STATED TASK: Set down the data below without change, skipping the pictures it holds.
═════ INFORMATION PROVIDED ═════
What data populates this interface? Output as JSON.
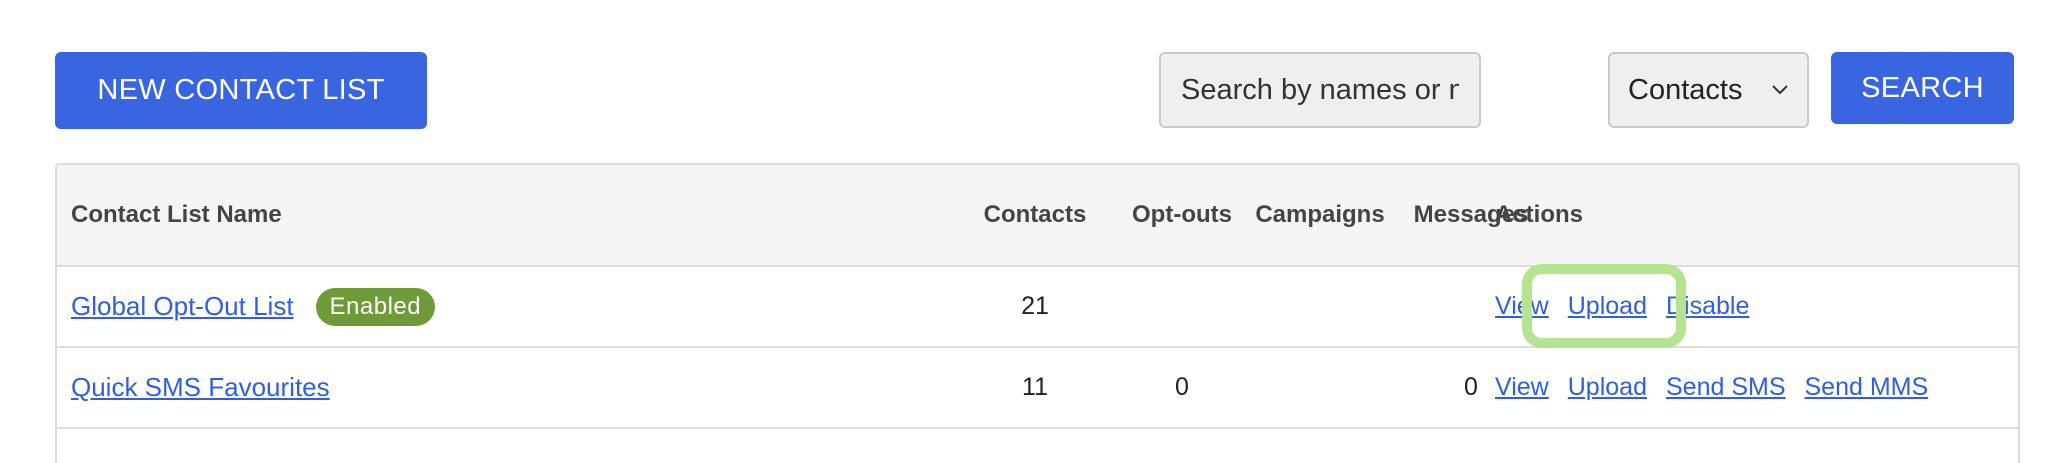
{
  "toolbar": {
    "new_list_label": "NEW CONTACT LIST",
    "search_placeholder": "Search by names or numbers...",
    "search_value": "",
    "filter_selected": "Contacts",
    "search_label": "SEARCH"
  },
  "table": {
    "headers": {
      "name": "Contact List Name",
      "contacts": "Contacts",
      "optouts": "Opt-outs",
      "campaigns": "Campaigns",
      "messages": "Messages",
      "actions": "Actions"
    },
    "rows": [
      {
        "name": "Global Opt-Out List",
        "badge": "Enabled",
        "contacts": "21",
        "optouts": "",
        "campaigns": "",
        "messages": "",
        "actions": [
          "View",
          "Upload",
          "Disable"
        ]
      },
      {
        "name": "Quick SMS Favourites",
        "badge": "",
        "contacts": "11",
        "optouts": "0",
        "campaigns": "",
        "messages": "0",
        "actions": [
          "View",
          "Upload",
          "Send SMS",
          "Send MMS"
        ]
      }
    ]
  },
  "colors": {
    "primary": "#3966e0",
    "badge": "#6e9a37",
    "highlight": "#b5e38f",
    "link": "#2f5fe0"
  }
}
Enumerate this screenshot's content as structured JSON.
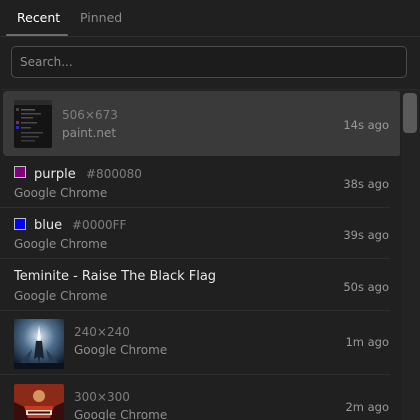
{
  "tabs": [
    {
      "label": "Recent",
      "active": true
    },
    {
      "label": "Pinned",
      "active": false
    }
  ],
  "search": {
    "placeholder": "Search..."
  },
  "items": [
    {
      "kind": "image",
      "dimensions": "506×673",
      "source": "paint.net",
      "time": "14s ago",
      "selected": true
    },
    {
      "kind": "color",
      "name": "purple",
      "hex": "#800080",
      "source": "Google Chrome",
      "time": "38s ago",
      "swatch": "#800080"
    },
    {
      "kind": "color",
      "name": "blue",
      "hex": "#0000FF",
      "source": "Google Chrome",
      "time": "39s ago",
      "swatch": "#0000FF"
    },
    {
      "kind": "text",
      "text": "Teminite - Raise The Black Flag",
      "source": "Google Chrome",
      "time": "50s ago"
    },
    {
      "kind": "image",
      "dimensions": "240×240",
      "source": "Google Chrome",
      "time": "1m ago"
    },
    {
      "kind": "image",
      "dimensions": "300×300",
      "source": "Google Chrome",
      "time": "2m ago"
    }
  ],
  "icons": {
    "thumb_1": "app-screenshot-thumbnail",
    "thumb_2": "album-art-thumbnail",
    "thumb_3": "album-art-thumbnail"
  },
  "colors": {
    "background": "#202020",
    "selected_row": "#3a3a3a",
    "divider": "#2e2e2e"
  }
}
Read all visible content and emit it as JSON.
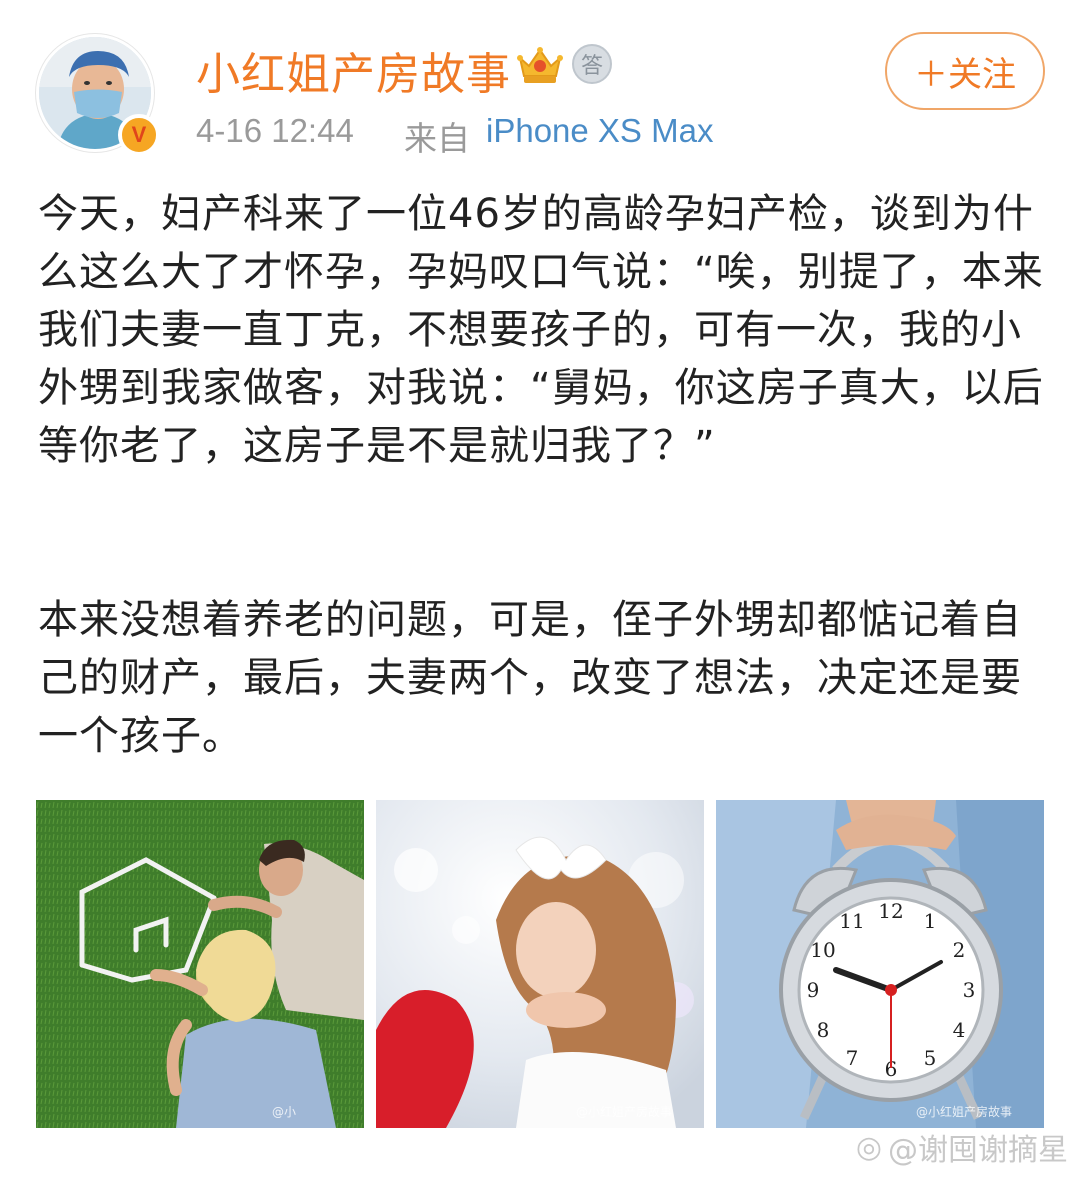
═════
TASK SOLUTION:
What data populates this interface? Output as JSON.
{
  "toolbar": {
    "new_list_label": "NEW CONTACT LIST",
    "search_placeholder": "Search by names or numbers...",
    "search_value": "",
    "filter_selected": "Contacts",
    "search_label": "SEARCH"
  },
  "table": {
    "headers": {
      "name": "Contact List Name",
      "contacts": "Contacts",
      "optouts": "Opt-outs",
      "campaigns": "Campaigns",
      "messages": "Messages",
      "actions": "Actions"
    },
    "rows": [
      {
        "name": "Global Opt-Out List",
        "badge": "Enabled",
        "contacts": "21",
        "optouts": "",
        "campaigns": "",
        "messages": "",
        "actions": [
          "View",
          "Upload",
          "Disable"
        ]
      },
      {
        "name": "Quick SMS Favourites",
        "badge": "",
        "contacts": "11",
        "optouts": "0",
        "campaigns": "",
        "messages": "0",
        "actions": [
          "View",
          "Upload",
          "Send SMS",
          "Send MMS"
        ]
      }
    ]
  },
  "colors": {
    "primary": "#3966e0",
    "badge": "#6e9a37",
    "highlight": "#b5e38f",
    "link": "#2f5fe0"
  }
}
Enumerate this screenshot's content as structured JSON.
{
  "tabs": [
    {
      "label": "Recent",
      "active": true
    },
    {
      "label": "Pinned",
      "active": false
    }
  ],
  "search": {
    "placeholder": "Search..."
  },
  "items": [
    {
      "kind": "image",
      "dimensions": "506×673",
      "source": "paint.net",
      "time": "14s ago",
      "selected": true
    },
    {
      "kind": "color",
      "name": "purple",
      "hex": "#800080",
      "source": "Google Chrome",
      "time": "38s ago",
      "swatch": "#800080"
    },
    {
      "kind": "color",
      "name": "blue",
      "hex": "#0000FF",
      "source": "Google Chrome",
      "time": "39s ago",
      "swatch": "#0000FF"
    },
    {
      "kind": "text",
      "text": "Teminite - Raise The Black Flag",
      "source": "Google Chrome",
      "time": "50s ago"
    },
    {
      "kind": "image",
      "dimensions": "240×240",
      "source": "Google Chrome",
      "time": "1m ago"
    },
    {
      "kind": "image",
      "dimensions": "300×300",
      "source": "Google Chrome",
      "time": "2m ago"
    }
  ],
  "icons": {
    "thumb_1": "app-screenshot-thumbnail",
    "thumb_2": "album-art-thumbnail",
    "thumb_3": "album-art-thumbnail"
  },
  "colors": {
    "background": "#202020",
    "selected_row": "#3a3a3a",
    "divider": "#2e2e2e"
  }
}
Read all visible content and emit it as JSON.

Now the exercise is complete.